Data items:
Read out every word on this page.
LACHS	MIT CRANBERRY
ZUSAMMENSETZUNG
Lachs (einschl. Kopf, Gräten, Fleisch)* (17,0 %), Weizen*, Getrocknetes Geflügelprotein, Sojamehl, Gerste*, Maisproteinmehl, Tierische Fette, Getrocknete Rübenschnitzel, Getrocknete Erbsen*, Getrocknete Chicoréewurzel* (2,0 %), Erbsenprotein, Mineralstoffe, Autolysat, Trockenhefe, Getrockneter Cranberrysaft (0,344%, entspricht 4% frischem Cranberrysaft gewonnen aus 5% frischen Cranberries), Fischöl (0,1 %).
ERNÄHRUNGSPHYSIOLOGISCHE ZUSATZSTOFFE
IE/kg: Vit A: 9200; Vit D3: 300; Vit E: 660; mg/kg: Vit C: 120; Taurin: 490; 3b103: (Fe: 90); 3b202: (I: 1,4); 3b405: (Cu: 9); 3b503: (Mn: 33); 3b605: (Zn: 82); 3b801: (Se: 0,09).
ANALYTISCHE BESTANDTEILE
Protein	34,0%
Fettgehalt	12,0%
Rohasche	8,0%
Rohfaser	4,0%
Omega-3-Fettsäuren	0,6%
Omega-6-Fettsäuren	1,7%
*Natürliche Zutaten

==

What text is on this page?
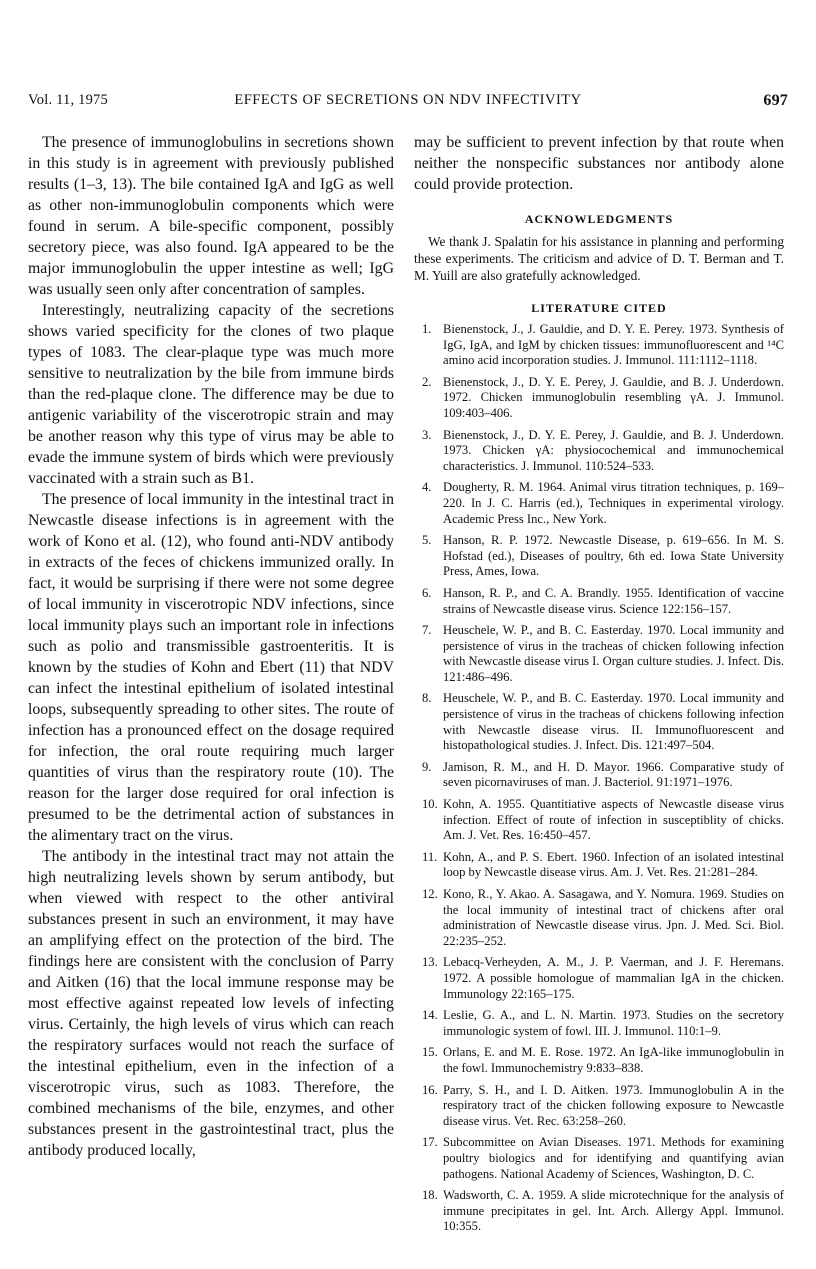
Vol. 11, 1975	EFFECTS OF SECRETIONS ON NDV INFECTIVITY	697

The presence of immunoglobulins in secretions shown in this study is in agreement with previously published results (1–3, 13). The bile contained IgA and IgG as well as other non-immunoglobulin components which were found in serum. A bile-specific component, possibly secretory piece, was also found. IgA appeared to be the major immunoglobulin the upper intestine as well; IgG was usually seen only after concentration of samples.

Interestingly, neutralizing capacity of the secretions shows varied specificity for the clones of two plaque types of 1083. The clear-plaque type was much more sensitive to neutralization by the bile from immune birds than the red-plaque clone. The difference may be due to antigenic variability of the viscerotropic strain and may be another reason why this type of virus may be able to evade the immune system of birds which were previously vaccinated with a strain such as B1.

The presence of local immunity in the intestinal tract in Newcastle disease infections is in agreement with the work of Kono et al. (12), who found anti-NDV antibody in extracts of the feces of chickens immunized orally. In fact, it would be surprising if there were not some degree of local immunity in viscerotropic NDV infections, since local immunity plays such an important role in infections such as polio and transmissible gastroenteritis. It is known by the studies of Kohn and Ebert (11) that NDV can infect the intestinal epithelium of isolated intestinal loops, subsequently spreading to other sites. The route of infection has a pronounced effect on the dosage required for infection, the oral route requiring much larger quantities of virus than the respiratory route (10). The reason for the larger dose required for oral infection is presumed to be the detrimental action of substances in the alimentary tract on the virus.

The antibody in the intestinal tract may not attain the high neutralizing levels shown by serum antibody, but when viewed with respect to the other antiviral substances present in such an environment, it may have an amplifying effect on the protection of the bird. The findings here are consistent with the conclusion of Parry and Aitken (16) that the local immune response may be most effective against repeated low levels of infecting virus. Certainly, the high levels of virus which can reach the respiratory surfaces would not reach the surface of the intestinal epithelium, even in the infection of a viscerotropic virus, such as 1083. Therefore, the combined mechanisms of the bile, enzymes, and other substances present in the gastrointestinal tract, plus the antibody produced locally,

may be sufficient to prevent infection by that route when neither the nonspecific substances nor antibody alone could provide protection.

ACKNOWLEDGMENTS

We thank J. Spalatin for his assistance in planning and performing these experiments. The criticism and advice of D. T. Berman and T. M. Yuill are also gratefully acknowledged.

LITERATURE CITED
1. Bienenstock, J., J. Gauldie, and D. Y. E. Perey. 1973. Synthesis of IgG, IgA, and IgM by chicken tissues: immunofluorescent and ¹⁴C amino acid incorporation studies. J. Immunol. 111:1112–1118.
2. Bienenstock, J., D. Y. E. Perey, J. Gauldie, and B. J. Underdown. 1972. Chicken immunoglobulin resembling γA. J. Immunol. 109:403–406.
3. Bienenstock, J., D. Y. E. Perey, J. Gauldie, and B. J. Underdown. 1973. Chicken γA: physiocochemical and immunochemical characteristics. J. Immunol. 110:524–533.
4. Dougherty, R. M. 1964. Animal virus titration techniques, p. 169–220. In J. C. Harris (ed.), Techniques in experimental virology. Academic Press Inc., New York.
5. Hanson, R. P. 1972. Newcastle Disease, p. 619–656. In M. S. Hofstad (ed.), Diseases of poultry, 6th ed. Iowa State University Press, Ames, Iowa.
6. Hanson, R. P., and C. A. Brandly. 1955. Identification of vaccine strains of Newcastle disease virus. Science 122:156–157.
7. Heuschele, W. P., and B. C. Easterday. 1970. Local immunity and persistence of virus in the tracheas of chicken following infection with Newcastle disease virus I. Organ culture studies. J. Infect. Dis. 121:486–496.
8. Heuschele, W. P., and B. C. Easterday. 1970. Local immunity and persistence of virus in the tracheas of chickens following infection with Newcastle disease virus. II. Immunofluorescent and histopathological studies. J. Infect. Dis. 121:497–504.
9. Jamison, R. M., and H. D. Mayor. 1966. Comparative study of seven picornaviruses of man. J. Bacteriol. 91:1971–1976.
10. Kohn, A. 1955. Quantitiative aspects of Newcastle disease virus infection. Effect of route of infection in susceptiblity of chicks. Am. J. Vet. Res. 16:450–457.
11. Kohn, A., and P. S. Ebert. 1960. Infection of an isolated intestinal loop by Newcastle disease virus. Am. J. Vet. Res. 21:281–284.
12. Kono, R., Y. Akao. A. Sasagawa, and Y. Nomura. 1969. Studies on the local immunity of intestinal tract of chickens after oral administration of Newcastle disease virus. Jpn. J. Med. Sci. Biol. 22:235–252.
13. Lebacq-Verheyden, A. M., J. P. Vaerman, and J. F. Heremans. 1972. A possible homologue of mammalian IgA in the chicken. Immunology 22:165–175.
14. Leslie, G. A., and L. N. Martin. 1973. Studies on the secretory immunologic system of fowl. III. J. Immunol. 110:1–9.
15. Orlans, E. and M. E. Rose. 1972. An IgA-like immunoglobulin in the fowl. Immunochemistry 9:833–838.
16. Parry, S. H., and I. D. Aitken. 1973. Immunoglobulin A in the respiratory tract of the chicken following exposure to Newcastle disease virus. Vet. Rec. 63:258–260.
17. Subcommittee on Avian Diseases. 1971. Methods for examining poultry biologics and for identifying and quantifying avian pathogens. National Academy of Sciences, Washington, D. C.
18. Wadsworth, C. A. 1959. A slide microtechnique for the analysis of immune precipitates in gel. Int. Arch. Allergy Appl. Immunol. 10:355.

* * *

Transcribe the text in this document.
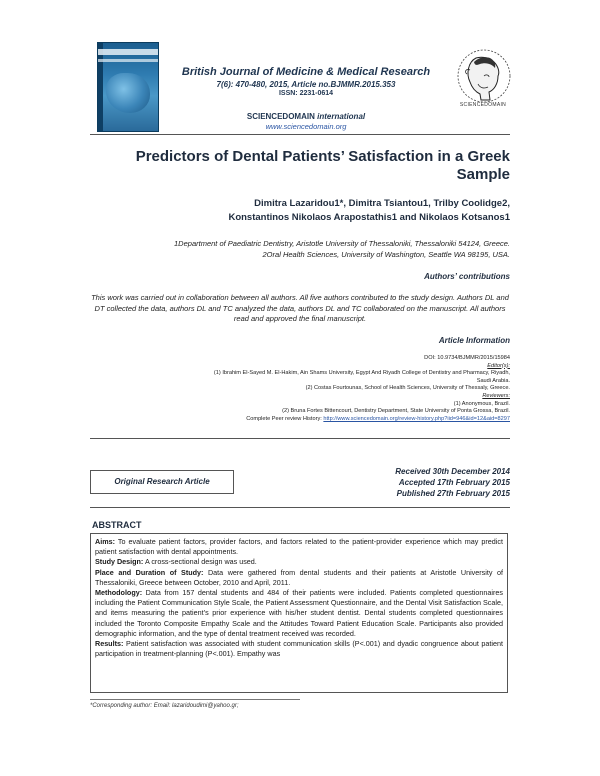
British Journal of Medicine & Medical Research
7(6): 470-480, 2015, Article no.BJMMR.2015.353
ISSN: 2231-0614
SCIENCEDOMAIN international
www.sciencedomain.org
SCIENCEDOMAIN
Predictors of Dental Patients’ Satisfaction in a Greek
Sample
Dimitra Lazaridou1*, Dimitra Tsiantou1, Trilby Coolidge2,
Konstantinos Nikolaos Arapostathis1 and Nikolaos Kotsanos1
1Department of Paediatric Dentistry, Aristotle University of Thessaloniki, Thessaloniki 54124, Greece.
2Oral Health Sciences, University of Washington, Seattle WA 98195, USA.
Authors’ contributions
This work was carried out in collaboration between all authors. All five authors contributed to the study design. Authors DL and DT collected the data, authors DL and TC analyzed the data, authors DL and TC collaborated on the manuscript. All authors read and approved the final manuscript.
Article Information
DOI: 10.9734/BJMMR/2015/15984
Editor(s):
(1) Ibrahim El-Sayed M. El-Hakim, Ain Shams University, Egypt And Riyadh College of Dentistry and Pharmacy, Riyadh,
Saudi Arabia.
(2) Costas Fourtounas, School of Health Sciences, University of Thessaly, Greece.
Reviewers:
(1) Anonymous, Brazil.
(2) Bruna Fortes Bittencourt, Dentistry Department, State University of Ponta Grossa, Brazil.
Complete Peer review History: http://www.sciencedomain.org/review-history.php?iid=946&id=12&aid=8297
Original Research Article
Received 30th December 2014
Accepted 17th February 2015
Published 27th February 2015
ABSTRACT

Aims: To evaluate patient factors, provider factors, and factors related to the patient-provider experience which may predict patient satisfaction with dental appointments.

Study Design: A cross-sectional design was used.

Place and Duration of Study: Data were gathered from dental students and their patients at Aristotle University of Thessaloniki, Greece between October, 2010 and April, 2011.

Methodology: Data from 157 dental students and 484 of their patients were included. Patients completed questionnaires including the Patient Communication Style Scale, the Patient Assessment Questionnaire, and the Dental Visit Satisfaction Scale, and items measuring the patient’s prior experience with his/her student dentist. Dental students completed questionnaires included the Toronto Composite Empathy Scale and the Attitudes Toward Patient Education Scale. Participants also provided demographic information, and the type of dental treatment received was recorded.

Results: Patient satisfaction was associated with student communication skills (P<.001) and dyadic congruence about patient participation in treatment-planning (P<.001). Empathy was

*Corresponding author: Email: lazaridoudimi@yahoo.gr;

- **TASK GOAL**
Using the entries above, work out the number of lines that hold the word "Hanson" and write it with no other words.

- **TASK OUTPUT**
2